§ **The request**
Transcribe word for word the lines of the material below, from the line containing "usb-icon <box>42 7 54 25</box>" down through the line containing "Localize all elements.", with both of those lines included.

[Stored records]
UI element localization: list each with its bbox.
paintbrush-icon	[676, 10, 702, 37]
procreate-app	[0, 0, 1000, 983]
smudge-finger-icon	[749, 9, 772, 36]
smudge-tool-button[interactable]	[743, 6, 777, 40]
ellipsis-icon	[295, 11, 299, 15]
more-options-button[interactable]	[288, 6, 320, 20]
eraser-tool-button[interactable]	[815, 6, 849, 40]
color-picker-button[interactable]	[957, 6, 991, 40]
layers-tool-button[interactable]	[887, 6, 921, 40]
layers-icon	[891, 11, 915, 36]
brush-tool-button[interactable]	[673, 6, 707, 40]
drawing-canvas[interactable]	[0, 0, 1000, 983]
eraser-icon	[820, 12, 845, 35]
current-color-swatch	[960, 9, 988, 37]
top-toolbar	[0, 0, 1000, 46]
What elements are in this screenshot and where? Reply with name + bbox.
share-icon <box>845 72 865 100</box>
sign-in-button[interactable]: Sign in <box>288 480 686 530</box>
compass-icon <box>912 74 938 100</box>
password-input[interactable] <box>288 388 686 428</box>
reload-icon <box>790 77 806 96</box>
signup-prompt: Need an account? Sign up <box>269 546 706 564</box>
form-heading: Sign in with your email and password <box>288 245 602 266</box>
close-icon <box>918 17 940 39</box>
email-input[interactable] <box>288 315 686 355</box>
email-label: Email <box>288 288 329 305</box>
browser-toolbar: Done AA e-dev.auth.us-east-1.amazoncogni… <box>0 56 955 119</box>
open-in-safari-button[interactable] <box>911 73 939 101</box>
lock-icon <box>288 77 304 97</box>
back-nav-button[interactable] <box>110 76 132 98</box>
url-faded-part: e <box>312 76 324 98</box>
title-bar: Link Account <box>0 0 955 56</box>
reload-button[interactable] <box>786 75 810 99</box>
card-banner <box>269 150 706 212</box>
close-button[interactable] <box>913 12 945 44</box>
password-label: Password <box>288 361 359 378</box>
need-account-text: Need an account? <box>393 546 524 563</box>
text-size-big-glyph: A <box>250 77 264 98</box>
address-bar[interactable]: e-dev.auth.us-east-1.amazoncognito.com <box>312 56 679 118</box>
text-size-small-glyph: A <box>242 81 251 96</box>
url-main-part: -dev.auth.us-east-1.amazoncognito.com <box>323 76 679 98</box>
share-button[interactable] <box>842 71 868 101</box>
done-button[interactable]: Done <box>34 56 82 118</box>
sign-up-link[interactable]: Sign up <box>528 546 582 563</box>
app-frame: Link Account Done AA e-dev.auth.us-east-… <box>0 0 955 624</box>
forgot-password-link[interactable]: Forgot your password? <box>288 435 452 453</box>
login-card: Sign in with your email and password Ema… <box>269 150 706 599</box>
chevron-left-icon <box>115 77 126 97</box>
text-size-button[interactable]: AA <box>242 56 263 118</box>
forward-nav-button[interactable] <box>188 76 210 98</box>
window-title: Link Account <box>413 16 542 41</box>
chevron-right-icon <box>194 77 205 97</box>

==

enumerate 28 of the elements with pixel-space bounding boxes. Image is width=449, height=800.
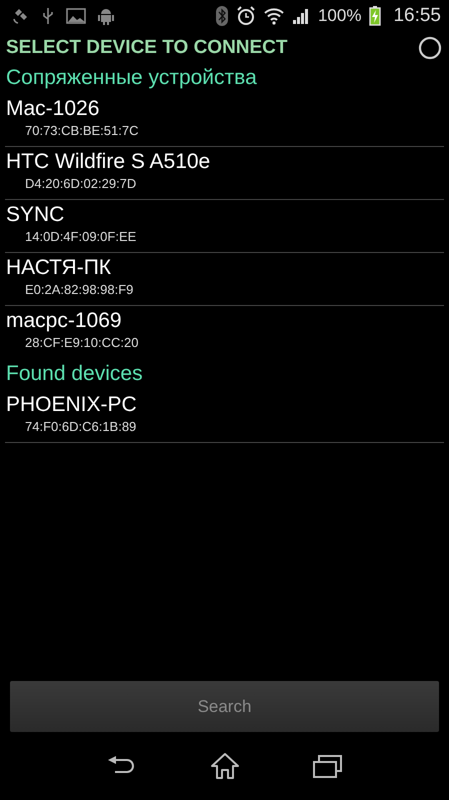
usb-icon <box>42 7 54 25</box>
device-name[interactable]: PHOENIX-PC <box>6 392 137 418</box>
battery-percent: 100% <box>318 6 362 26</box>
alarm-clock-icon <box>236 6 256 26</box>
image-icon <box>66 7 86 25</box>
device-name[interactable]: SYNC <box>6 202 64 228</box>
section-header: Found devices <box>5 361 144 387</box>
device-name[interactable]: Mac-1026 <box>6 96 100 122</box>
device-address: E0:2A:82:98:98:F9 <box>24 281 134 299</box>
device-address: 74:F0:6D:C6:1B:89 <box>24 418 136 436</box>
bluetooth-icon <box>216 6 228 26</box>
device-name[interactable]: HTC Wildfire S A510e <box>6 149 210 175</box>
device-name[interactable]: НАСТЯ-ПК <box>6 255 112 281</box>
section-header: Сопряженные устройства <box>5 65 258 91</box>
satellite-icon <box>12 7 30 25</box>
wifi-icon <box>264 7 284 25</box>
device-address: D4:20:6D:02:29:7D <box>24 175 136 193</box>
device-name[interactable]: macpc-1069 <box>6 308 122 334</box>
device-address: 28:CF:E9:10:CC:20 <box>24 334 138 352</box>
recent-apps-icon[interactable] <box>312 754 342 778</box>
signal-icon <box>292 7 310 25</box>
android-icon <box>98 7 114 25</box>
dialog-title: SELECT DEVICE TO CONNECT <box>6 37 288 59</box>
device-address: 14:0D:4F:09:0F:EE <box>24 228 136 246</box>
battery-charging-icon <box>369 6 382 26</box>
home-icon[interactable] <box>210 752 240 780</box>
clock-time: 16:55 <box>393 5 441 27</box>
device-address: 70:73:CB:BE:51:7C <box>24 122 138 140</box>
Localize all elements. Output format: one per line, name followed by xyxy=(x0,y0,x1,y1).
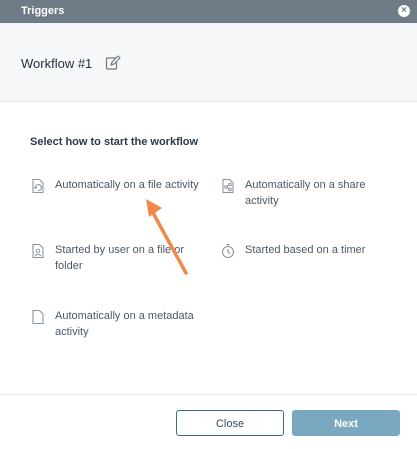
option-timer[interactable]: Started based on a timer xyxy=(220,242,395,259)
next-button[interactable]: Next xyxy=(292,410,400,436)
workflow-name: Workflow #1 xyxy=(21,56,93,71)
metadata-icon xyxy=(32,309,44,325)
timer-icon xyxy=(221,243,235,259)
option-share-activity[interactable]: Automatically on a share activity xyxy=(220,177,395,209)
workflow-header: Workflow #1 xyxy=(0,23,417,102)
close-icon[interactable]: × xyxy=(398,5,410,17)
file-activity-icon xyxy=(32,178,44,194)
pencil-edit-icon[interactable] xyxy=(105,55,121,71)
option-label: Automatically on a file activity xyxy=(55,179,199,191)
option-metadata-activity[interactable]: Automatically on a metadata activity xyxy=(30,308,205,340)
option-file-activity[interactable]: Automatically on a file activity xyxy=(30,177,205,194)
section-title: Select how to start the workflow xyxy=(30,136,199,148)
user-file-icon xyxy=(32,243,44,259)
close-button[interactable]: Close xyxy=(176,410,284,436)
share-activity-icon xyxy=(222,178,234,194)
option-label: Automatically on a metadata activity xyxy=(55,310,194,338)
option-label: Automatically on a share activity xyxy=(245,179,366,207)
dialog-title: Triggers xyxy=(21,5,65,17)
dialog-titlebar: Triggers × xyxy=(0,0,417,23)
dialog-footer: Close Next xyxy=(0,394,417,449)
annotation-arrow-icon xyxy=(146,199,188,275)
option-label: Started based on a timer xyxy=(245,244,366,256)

==

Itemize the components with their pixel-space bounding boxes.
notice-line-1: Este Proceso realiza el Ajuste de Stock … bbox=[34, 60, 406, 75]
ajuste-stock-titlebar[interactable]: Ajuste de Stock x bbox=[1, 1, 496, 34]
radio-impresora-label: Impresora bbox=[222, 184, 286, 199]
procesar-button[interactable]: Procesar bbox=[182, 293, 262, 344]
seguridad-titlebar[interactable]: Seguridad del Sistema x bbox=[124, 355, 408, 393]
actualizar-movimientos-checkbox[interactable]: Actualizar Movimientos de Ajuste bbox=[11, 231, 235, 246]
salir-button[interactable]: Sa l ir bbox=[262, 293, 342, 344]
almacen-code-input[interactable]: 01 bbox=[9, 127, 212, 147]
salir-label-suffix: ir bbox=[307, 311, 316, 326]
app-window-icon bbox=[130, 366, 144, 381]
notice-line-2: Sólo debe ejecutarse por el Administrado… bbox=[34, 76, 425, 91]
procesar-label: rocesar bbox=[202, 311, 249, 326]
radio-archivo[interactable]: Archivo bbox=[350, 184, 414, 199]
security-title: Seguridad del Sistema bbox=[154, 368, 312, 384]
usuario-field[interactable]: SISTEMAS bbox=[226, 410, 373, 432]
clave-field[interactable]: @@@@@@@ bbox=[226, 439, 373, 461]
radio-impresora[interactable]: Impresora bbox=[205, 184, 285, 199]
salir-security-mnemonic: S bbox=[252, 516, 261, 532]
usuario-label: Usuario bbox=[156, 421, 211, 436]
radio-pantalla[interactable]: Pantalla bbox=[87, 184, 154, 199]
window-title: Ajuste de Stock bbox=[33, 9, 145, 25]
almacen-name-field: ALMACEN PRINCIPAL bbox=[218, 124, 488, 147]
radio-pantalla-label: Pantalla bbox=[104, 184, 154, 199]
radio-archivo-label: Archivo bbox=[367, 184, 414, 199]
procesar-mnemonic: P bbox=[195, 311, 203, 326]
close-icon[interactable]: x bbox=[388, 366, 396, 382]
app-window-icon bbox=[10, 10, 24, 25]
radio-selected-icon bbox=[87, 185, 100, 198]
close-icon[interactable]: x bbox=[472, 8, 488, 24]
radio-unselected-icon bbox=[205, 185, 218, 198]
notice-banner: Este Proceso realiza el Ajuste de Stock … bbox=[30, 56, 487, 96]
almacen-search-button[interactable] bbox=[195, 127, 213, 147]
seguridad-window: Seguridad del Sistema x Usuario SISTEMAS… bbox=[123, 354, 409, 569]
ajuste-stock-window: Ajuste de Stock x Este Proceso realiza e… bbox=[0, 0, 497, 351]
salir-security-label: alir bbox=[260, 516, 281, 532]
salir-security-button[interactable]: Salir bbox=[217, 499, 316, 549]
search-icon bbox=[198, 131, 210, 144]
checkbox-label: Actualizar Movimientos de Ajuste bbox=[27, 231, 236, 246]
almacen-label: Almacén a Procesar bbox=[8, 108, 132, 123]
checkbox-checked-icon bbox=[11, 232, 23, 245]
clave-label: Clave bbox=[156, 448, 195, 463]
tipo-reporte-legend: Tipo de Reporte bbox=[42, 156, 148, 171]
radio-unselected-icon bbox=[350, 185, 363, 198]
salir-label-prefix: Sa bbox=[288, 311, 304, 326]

§ **Reply**
usb-icon <box>42 7 54 25</box>
device-name[interactable]: PHOENIX-PC <box>6 392 137 418</box>
battery-percent: 100% <box>318 6 362 26</box>
alarm-clock-icon <box>236 6 256 26</box>
image-icon <box>66 7 86 25</box>
device-name[interactable]: SYNC <box>6 202 64 228</box>
section-header: Found devices <box>5 361 144 387</box>
device-name[interactable]: Mac-1026 <box>6 96 100 122</box>
device-address: E0:2A:82:98:98:F9 <box>24 281 134 299</box>
device-address: 74:F0:6D:C6:1B:89 <box>24 418 136 436</box>
bluetooth-icon <box>216 6 228 26</box>
device-name[interactable]: HTC Wildfire S A510e <box>6 149 210 175</box>
device-name[interactable]: НАСТЯ-ПК <box>6 255 112 281</box>
section-header: Сопряженные устройства <box>5 65 258 91</box>
satellite-icon <box>12 7 30 25</box>
wifi-icon <box>264 7 284 25</box>
device-address: D4:20:6D:02:29:7D <box>24 175 136 193</box>
device-name[interactable]: macpc-1069 <box>6 308 122 334</box>
device-address: 28:CF:E9:10:CC:20 <box>24 334 138 352</box>
recent-apps-icon[interactable] <box>312 754 342 778</box>
signal-icon <box>292 7 310 25</box>
android-icon <box>98 7 114 25</box>
dialog-title: SELECT DEVICE TO CONNECT <box>6 37 288 59</box>
device-address: 14:0D:4F:09:0F:EE <box>24 228 136 246</box>
battery-charging-icon <box>369 6 382 26</box>
home-icon[interactable] <box>210 752 240 780</box>
clock-time: 16:55 <box>393 5 441 27</box>
device-address: 70:73:CB:BE:51:7C <box>24 122 138 140</box>
Localize all elements. Output format: one per line, name followed by xyxy=(x0,y0,x1,y1).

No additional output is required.